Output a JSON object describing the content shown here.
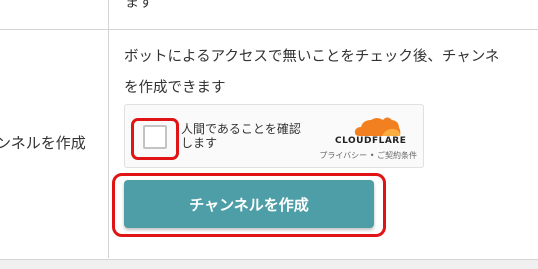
{
  "top_row": {
    "text_fragment": "ます"
  },
  "create_row": {
    "label": "ンネルを作成",
    "description_line1": "ボットによるアクセスで無いことをチェック後、チャンネ",
    "description_line2": "を作成できます"
  },
  "captcha": {
    "checkbox_label": "人間であることを確認します",
    "brand": "CLOUDFLARE",
    "privacy_link": "プライバシー",
    "separator": "•",
    "terms_link": "ご契約条件",
    "brand_color": "#f38020"
  },
  "create_button": {
    "label": "チャンネルを作成",
    "color": "#4e9ea8"
  },
  "highlight_color": "#e01414"
}
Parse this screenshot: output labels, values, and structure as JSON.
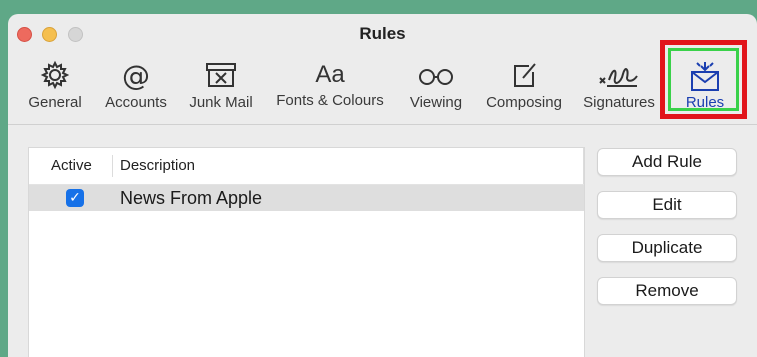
{
  "window": {
    "title": "Rules"
  },
  "toolbar": {
    "items": [
      {
        "label": "General",
        "icon": "gear-icon"
      },
      {
        "label": "Accounts",
        "icon": "at-sign-icon"
      },
      {
        "label": "Junk Mail",
        "icon": "junk-tray-icon"
      },
      {
        "label": "Fonts & Colours",
        "icon": "fonts-icon",
        "glyph": "Aa"
      },
      {
        "label": "Viewing",
        "icon": "glasses-icon"
      },
      {
        "label": "Composing",
        "icon": "compose-icon"
      },
      {
        "label": "Signatures",
        "icon": "signature-icon"
      },
      {
        "label": "Rules",
        "icon": "rules-envelope-icon",
        "selected": true
      }
    ]
  },
  "table": {
    "headers": {
      "active": "Active",
      "description": "Description"
    },
    "rows": [
      {
        "active": true,
        "description": "News From Apple"
      }
    ]
  },
  "buttons": {
    "add_rule": "Add Rule",
    "edit": "Edit",
    "duplicate": "Duplicate",
    "remove": "Remove"
  },
  "colors": {
    "background": "#5fa887",
    "highlight_red": "#e1151b",
    "highlight_green": "#39d14a",
    "accent_blue": "#1671e8",
    "selected_label": "#1b3fb0"
  }
}
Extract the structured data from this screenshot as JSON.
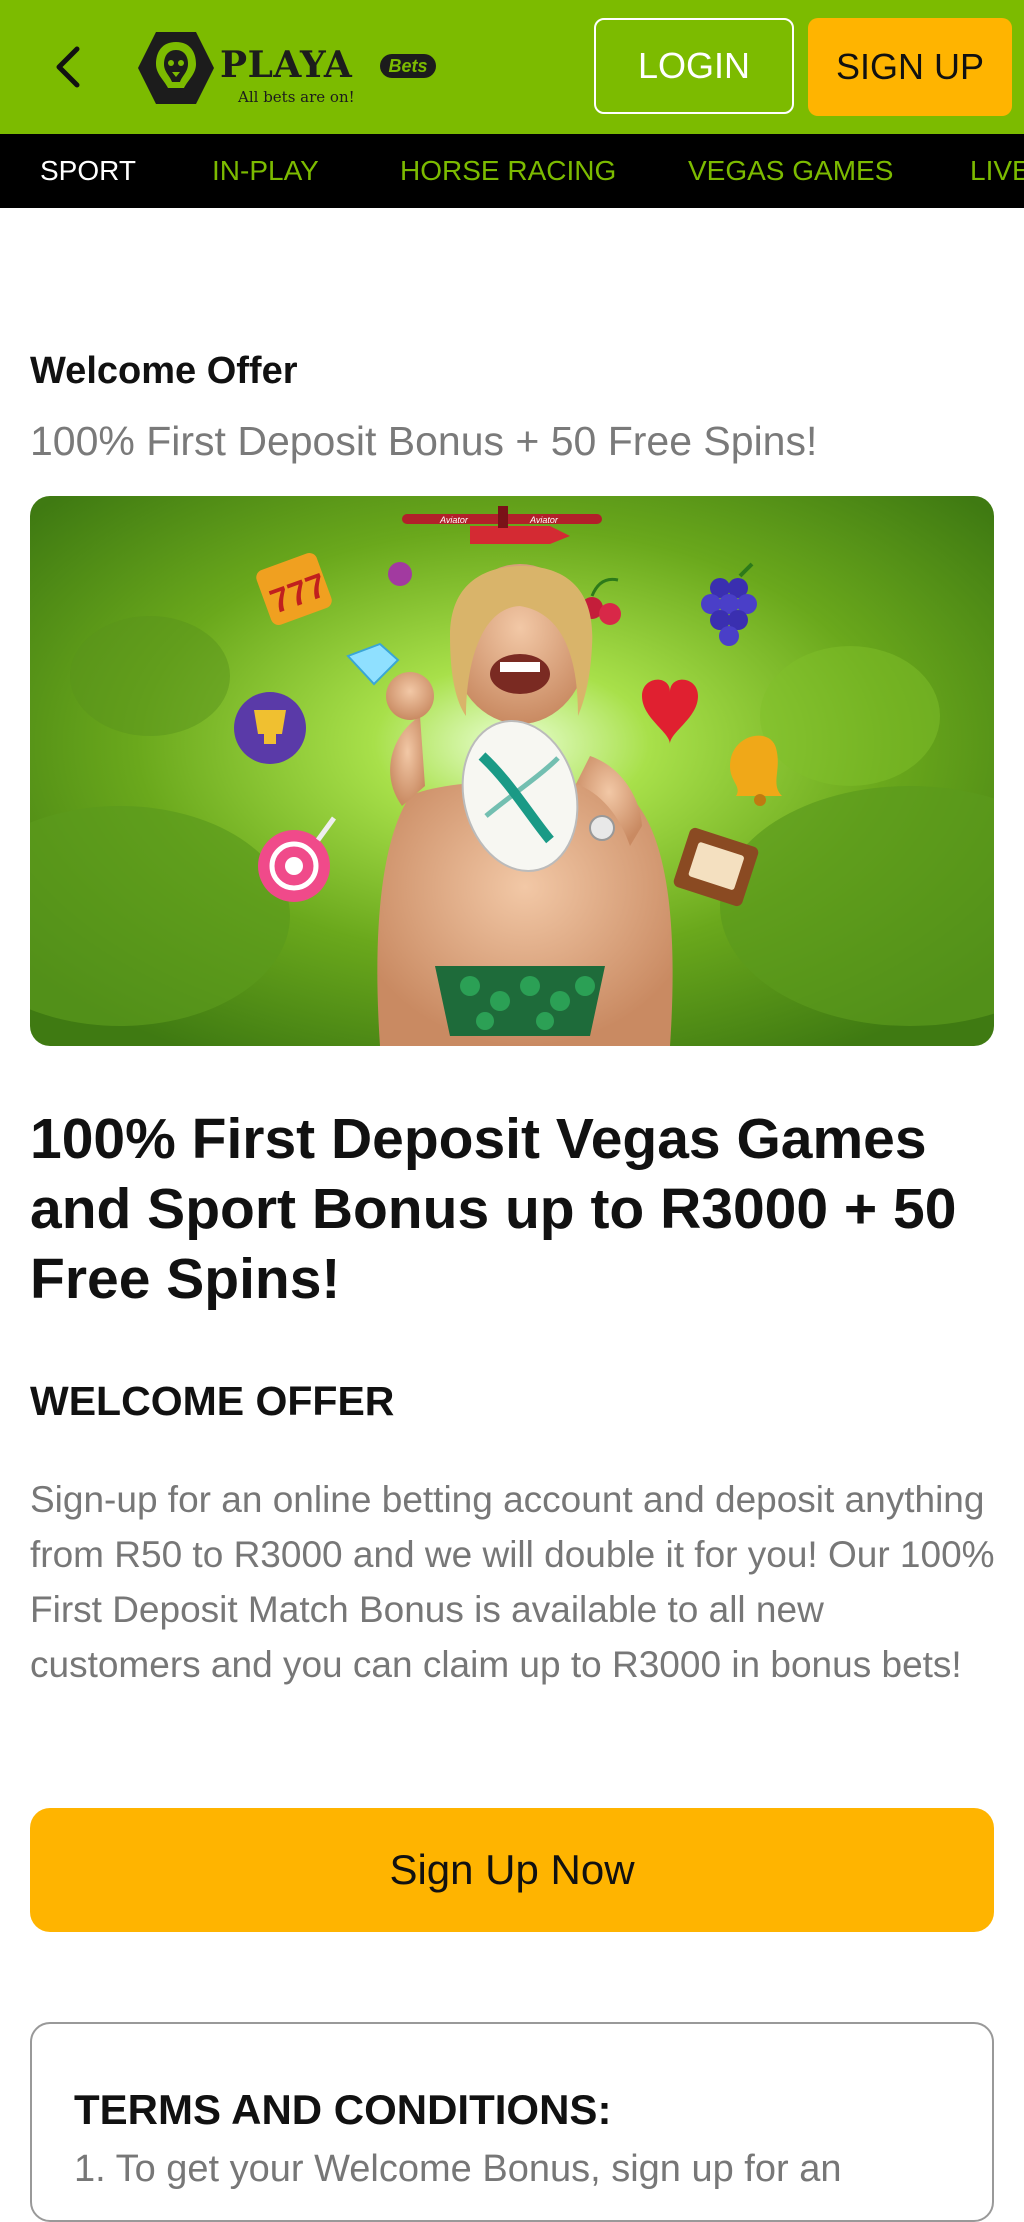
{
  "header": {
    "logo": {
      "word": "PLAYA",
      "badge": "Bets",
      "tagline": "All bets are on!"
    },
    "login_label": "LOGIN",
    "signup_label": "SIGN UP"
  },
  "nav": {
    "items": [
      {
        "label": "SPORT",
        "active": true
      },
      {
        "label": "IN-PLAY"
      },
      {
        "label": "HORSE RACING"
      },
      {
        "label": "VEGAS GAMES"
      },
      {
        "label": "LIVE"
      }
    ]
  },
  "offer": {
    "title": "Welcome Offer",
    "subtitle": "100% First Deposit Bonus + 50 Free Spins!",
    "hero_plane_text": "Aviator",
    "headline": "100% First Deposit Vegas Games and Sport Bonus up to R3000 + 50 Free Spins!",
    "section_heading": "WELCOME OFFER",
    "body": "Sign-up for an online betting account and deposit anything from R50 to R3000 and we will double it for you! Our 100% First Deposit Match Bonus is available to all new customers and you can claim up to R3000 in bonus bets!",
    "cta_label": "Sign Up Now"
  },
  "terms": {
    "title": "TERMS AND CONDITIONS:",
    "first_line": "1. To get your Welcome Bonus, sign up for an"
  },
  "colors": {
    "brand_green": "#7cbb00",
    "accent_yellow": "#ffb400",
    "nav_bg": "#000000"
  },
  "icons": {
    "back": "chevron-left-icon",
    "logo": "lion-icon"
  }
}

Written instruction
Set the entries down again exactly. Do not include the images.

Expected answer
Output a JSON object describing the content shown here.
{
  "top_row": {
    "text_fragment": "ます"
  },
  "create_row": {
    "label": "ンネルを作成",
    "description_line1": "ボットによるアクセスで無いことをチェック後、チャンネ",
    "description_line2": "を作成できます"
  },
  "captcha": {
    "checkbox_label": "人間であることを確認します",
    "brand": "CLOUDFLARE",
    "privacy_link": "プライバシー",
    "separator": "•",
    "terms_link": "ご契約条件",
    "brand_color": "#f38020"
  },
  "create_button": {
    "label": "チャンネルを作成",
    "color": "#4e9ea8"
  },
  "highlight_color": "#e01414"
}
Parse this screenshot: output labels, values, and structure as JSON.
{
  "window": {
    "title": "Rules"
  },
  "toolbar": {
    "items": [
      {
        "label": "General",
        "icon": "gear-icon"
      },
      {
        "label": "Accounts",
        "icon": "at-sign-icon"
      },
      {
        "label": "Junk Mail",
        "icon": "junk-tray-icon"
      },
      {
        "label": "Fonts & Colours",
        "icon": "fonts-icon",
        "glyph": "Aa"
      },
      {
        "label": "Viewing",
        "icon": "glasses-icon"
      },
      {
        "label": "Composing",
        "icon": "compose-icon"
      },
      {
        "label": "Signatures",
        "icon": "signature-icon"
      },
      {
        "label": "Rules",
        "icon": "rules-envelope-icon",
        "selected": true
      }
    ]
  },
  "table": {
    "headers": {
      "active": "Active",
      "description": "Description"
    },
    "rows": [
      {
        "active": true,
        "description": "News From Apple"
      }
    ]
  },
  "buttons": {
    "add_rule": "Add Rule",
    "edit": "Edit",
    "duplicate": "Duplicate",
    "remove": "Remove"
  },
  "colors": {
    "background": "#5fa887",
    "highlight_red": "#e1151b",
    "highlight_green": "#39d14a",
    "accent_blue": "#1671e8",
    "selected_label": "#1b3fb0"
  }
}
Extract the structured data from this screenshot as JSON.
{
  "header": {
    "logo": {
      "word": "PLAYA",
      "badge": "Bets",
      "tagline": "All bets are on!"
    },
    "login_label": "LOGIN",
    "signup_label": "SIGN UP"
  },
  "nav": {
    "items": [
      {
        "label": "SPORT",
        "active": true
      },
      {
        "label": "IN-PLAY"
      },
      {
        "label": "HORSE RACING"
      },
      {
        "label": "VEGAS GAMES"
      },
      {
        "label": "LIVE"
      }
    ]
  },
  "offer": {
    "title": "Welcome Offer",
    "subtitle": "100% First Deposit Bonus + 50 Free Spins!",
    "hero_plane_text": "Aviator",
    "headline": "100% First Deposit Vegas Games and Sport Bonus up to R3000 + 50 Free Spins!",
    "section_heading": "WELCOME OFFER",
    "body": "Sign-up for an online betting account and deposit anything from R50 to R3000 and we will double it for you! Our 100% First Deposit Match Bonus is available to all new customers and you can claim up to R3000 in bonus bets!",
    "cta_label": "Sign Up Now"
  },
  "terms": {
    "title": "TERMS AND CONDITIONS:",
    "first_line": "1. To get your Welcome Bonus, sign up for an"
  },
  "colors": {
    "brand_green": "#7cbb00",
    "accent_yellow": "#ffb400",
    "nav_bg": "#000000"
  },
  "icons": {
    "back": "chevron-left-icon",
    "logo": "lion-icon"
  }
}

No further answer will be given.